Records excerpted from a collection:
****

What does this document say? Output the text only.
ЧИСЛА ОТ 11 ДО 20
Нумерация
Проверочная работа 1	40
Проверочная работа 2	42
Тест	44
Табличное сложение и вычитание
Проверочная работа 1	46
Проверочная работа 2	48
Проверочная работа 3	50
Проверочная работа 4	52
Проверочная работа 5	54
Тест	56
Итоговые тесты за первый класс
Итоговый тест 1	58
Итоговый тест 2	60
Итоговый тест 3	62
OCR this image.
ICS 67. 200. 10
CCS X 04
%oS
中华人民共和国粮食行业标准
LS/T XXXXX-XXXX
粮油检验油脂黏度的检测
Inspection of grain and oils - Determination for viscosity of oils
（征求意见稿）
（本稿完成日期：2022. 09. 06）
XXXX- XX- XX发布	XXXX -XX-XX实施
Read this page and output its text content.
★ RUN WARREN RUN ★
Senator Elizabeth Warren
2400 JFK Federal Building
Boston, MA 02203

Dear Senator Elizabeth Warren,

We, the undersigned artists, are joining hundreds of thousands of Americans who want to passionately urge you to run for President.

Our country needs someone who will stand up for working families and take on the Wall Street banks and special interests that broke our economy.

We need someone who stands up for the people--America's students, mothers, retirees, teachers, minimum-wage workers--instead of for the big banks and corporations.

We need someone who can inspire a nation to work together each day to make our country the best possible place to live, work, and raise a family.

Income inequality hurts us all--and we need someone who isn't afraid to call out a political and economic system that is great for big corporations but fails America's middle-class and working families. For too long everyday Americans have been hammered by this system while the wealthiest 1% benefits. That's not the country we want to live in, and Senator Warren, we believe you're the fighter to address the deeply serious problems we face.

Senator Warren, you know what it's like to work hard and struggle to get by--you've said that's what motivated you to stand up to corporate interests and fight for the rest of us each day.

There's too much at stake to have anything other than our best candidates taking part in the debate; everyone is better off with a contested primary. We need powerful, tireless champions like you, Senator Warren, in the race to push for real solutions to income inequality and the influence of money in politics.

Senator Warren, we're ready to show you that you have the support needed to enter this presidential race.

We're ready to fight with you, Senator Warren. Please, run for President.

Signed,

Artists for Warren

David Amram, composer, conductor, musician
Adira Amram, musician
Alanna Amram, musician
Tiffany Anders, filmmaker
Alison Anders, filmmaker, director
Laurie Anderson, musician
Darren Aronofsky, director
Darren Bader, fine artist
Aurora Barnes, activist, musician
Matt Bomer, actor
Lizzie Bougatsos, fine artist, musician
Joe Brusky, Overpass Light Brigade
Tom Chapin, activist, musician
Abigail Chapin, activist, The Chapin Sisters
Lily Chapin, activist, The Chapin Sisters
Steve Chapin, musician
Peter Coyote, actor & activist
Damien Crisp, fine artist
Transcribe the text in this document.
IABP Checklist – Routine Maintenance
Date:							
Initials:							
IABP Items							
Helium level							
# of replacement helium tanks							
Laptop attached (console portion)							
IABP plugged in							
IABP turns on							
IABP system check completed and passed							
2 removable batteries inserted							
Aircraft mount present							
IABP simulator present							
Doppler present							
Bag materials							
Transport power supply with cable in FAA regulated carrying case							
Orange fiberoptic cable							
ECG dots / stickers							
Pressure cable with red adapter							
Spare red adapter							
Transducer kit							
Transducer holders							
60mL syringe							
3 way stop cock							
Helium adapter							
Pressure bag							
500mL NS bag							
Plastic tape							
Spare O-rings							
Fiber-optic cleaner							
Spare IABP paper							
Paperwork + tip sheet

****

Short exercise:
Pick out the lines above that hold the string "with" and show them.

Task output:
There's too much at stake to have anything other than our best candidates taking part in the debate; everyone is better off with a contested primary. We need powerful, tireless champions like you, Senator Warren, in the race to push for real solutions to income inequality and the influence of money in politics.
We're ready to fight with you, Senator Warren. Please, run for President.
Transport power supply with cable in FAA regulated carrying case							
Pressure cable with red adapter							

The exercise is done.